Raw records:
______________________________

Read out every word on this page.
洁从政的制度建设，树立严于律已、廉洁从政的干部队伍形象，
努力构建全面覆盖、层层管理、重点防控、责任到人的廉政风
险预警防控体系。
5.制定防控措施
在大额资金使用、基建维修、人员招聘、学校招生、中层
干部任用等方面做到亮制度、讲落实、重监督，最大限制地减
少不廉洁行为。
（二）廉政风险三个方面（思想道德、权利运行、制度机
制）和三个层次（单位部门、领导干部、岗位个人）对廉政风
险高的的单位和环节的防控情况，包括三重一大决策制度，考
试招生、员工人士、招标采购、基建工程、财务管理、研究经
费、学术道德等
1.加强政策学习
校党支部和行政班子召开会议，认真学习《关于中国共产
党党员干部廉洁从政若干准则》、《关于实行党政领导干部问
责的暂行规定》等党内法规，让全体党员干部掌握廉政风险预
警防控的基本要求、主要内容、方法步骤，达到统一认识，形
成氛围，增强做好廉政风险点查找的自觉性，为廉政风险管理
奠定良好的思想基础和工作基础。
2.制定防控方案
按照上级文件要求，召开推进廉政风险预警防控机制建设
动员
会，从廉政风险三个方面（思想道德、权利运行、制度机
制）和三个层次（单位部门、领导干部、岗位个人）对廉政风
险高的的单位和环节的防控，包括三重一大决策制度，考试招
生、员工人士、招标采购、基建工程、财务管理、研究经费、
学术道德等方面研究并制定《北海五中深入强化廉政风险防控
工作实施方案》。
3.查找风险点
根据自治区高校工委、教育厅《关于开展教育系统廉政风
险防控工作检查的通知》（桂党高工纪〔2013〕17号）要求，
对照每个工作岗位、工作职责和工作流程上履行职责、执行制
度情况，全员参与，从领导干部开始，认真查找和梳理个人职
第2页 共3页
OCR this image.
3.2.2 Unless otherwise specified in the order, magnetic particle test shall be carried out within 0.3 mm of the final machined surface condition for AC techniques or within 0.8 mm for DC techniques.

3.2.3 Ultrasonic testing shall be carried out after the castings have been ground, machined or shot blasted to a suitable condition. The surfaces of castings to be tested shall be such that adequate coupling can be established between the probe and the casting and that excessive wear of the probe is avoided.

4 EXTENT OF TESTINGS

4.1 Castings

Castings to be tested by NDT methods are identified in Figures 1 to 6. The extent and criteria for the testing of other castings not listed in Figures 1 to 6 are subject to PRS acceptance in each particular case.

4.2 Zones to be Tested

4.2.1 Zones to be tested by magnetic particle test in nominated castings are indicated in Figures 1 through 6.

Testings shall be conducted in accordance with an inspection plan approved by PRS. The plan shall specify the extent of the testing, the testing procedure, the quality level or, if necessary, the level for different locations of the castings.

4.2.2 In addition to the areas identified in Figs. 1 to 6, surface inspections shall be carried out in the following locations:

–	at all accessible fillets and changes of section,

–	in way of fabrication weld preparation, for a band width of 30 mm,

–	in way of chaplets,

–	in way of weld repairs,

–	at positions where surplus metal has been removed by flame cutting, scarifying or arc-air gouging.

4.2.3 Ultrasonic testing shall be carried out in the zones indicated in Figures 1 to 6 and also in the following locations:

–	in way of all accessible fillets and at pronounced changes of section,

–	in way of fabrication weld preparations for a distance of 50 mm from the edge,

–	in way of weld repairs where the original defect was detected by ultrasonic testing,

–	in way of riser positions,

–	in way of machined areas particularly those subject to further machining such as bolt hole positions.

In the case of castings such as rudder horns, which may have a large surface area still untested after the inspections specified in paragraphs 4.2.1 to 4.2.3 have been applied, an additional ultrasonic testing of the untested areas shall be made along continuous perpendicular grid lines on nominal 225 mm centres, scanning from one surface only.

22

______________________________

Aim of the exercise: Nothing should be left out: return all of the records exactly.

Solution to this task:
Read out every word on this page.
洁从政的制度建设，树立严于律已、廉洁从政的干部队伍形象，
努力构建全面覆盖、层层管理、重点防控、责任到人的廉政风
险预警防控体系。
5.制定防控措施
在大额资金使用、基建维修、人员招聘、学校招生、中层
干部任用等方面做到亮制度、讲落实、重监督，最大限制地减
少不廉洁行为。
（二）廉政风险三个方面（思想道德、权利运行、制度机
制）和三个层次（单位部门、领导干部、岗位个人）对廉政风
险高的的单位和环节的防控情况，包括三重一大决策制度，考
试招生、员工人士、招标采购、基建工程、财务管理、研究经
费、学术道德等
1.加强政策学习
校党支部和行政班子召开会议，认真学习《关于中国共产
党党员干部廉洁从政若干准则》、《关于实行党政领导干部问
责的暂行规定》等党内法规，让全体党员干部掌握廉政风险预
警防控的基本要求、主要内容、方法步骤，达到统一认识，形
成氛围，增强做好廉政风险点查找的自觉性，为廉政风险管理
奠定良好的思想基础和工作基础。
2.制定防控方案
按照上级文件要求，召开推进廉政风险预警防控机制建设
动员
会，从廉政风险三个方面（思想道德、权利运行、制度机
制）和三个层次（单位部门、领导干部、岗位个人）对廉政风
险高的的单位和环节的防控，包括三重一大决策制度，考试招
生、员工人士、招标采购、基建工程、财务管理、研究经费、
学术道德等方面研究并制定《北海五中深入强化廉政风险防控
工作实施方案》。
3.查找风险点
根据自治区高校工委、教育厅《关于开展教育系统廉政风
险防控工作检查的通知》（桂党高工纪〔2013〕17号）要求，
对照每个工作岗位、工作职责和工作流程上履行职责、执行制
度情况，全员参与，从领导干部开始，认真查找和梳理个人职
第2页 共3页
OCR this image.
3.2.2 Unless otherwise specified in the order, magnetic particle test shall be carried out within 0.3 mm of the final machined surface condition for AC techniques or within 0.8 mm for DC techniques.

3.2.3 Ultrasonic testing shall be carried out after the castings have been ground, machined or shot blasted to a suitable condition. The surfaces of castings to be tested shall be such that adequate coupling can be established between the probe and the casting and that excessive wear of the probe is avoided.

4 EXTENT OF TESTINGS

4.1 Castings

Castings to be tested by NDT methods are identified in Figures 1 to 6. The extent and criteria for the testing of other castings not listed in Figures 1 to 6 are subject to PRS acceptance in each particular case.

4.2 Zones to be Tested

4.2.1 Zones to be tested by magnetic particle test in nominated castings are indicated in Figures 1 through 6.

Testings shall be conducted in accordance with an inspection plan approved by PRS. The plan shall specify the extent of the testing, the testing procedure, the quality level or, if necessary, the level for different locations of the castings.

4.2.2 In addition to the areas identified in Figs. 1 to 6, surface inspections shall be carried out in the following locations:

–	at all accessible fillets and changes of section,

–	in way of fabrication weld preparation, for a band width of 30 mm,

–	in way of chaplets,

–	in way of weld repairs,

–	at positions where surplus metal has been removed by flame cutting, scarifying or arc-air gouging.

4.2.3 Ultrasonic testing shall be carried out in the zones indicated in Figures 1 to 6 and also in the following locations:

–	in way of all accessible fillets and at pronounced changes of section,

–	in way of fabrication weld preparations for a distance of 50 mm from the edge,

–	in way of weld repairs where the original defect was detected by ultrasonic testing,

–	in way of riser positions,

–	in way of machined areas particularly those subject to further machining such as bolt hole positions.

In the case of castings such as rudder horns, which may have a large surface area still untested after the inspections specified in paragraphs 4.2.1 to 4.2.3 have been applied, an additional ultrasonic testing of the untested areas shall be made along continuous perpendicular grid lines on nominal 225 mm centres, scanning from one surface only.

22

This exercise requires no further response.